__Dataset content__.
▬▬▬
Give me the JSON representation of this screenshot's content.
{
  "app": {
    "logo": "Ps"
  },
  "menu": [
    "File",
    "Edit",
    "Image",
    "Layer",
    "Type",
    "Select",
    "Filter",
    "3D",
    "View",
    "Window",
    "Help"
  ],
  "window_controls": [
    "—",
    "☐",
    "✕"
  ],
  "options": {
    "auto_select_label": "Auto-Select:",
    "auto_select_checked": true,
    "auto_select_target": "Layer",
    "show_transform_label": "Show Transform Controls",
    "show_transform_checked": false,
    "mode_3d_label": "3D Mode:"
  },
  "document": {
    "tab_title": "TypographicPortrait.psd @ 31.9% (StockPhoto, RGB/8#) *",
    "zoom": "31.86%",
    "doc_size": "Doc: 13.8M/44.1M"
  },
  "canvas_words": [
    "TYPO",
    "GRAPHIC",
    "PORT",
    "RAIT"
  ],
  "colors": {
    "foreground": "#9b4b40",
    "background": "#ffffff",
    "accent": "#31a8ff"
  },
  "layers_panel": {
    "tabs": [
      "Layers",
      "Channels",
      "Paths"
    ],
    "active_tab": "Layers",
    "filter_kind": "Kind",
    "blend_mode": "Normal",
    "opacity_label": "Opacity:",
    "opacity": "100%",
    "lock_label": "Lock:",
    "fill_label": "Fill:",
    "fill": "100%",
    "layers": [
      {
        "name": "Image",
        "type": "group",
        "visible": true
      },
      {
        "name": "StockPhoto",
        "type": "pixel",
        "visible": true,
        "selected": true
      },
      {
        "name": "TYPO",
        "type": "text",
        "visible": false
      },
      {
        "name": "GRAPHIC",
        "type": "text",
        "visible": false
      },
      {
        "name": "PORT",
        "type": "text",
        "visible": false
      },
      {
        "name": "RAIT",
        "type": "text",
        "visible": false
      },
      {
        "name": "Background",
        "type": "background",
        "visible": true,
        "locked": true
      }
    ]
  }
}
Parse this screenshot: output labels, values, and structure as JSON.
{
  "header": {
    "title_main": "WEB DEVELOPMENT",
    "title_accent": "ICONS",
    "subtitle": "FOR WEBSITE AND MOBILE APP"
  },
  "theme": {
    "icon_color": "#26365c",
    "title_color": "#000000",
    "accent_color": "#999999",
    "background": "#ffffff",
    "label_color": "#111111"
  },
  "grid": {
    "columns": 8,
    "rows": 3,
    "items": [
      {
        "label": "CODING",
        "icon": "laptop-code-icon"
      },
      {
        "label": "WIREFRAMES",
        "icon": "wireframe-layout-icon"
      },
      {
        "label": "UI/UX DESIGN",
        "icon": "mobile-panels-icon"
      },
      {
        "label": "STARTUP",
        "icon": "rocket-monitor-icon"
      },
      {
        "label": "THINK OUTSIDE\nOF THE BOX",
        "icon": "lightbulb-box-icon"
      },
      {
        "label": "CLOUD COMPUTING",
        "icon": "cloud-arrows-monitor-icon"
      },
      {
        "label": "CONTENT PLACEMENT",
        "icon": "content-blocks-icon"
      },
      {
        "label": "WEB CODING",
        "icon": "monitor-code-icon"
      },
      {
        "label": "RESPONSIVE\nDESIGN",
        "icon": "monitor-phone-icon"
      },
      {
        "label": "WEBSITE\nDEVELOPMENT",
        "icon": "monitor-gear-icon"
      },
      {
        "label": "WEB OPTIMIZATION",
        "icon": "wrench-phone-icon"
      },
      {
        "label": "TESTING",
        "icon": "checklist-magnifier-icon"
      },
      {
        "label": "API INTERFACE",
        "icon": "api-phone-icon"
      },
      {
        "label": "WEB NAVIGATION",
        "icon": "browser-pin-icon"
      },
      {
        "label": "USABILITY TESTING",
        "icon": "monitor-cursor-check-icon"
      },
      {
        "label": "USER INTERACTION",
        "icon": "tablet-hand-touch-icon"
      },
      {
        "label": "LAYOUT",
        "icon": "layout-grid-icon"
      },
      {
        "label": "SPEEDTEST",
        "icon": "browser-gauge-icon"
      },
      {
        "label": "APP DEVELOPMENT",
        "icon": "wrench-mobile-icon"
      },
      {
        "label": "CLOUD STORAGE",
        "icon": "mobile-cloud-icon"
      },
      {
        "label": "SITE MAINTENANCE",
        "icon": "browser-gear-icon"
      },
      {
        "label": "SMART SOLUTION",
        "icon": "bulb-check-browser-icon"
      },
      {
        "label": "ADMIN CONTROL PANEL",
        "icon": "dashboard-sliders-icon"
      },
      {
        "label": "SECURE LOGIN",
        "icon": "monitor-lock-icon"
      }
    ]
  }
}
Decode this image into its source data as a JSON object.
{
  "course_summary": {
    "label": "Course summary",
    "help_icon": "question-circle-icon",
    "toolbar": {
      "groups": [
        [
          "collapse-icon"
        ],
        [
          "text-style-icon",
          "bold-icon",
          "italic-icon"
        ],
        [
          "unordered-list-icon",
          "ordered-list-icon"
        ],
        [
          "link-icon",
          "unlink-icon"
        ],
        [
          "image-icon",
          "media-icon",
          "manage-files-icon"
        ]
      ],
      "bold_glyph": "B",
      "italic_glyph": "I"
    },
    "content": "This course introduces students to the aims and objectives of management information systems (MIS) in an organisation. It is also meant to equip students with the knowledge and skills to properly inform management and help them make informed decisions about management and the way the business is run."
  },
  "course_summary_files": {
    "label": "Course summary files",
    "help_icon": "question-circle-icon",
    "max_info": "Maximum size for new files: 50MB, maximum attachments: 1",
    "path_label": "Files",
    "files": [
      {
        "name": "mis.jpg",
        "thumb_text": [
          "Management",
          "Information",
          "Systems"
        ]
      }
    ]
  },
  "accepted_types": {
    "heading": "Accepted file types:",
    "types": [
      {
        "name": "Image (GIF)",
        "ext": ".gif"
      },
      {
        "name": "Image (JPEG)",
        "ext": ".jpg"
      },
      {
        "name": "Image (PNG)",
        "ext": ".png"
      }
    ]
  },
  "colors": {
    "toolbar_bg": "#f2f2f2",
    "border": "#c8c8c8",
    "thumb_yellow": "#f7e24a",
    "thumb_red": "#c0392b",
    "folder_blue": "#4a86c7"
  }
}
▬▬▬
__Task objective__. Look for lines containing the string "name" and copy them all.

__Complete output__.
        "name": "Image",
        "name": "StockPhoto",
        "name": "TYPO",
        "name": "GRAPHIC",
        "name": "PORT",
        "name": "RAIT",
        "name": "Background",
        "name": "mis.jpg",
        "name": "Image (GIF)",
        "name": "Image (JPEG)",
        "name": "Image (PNG)",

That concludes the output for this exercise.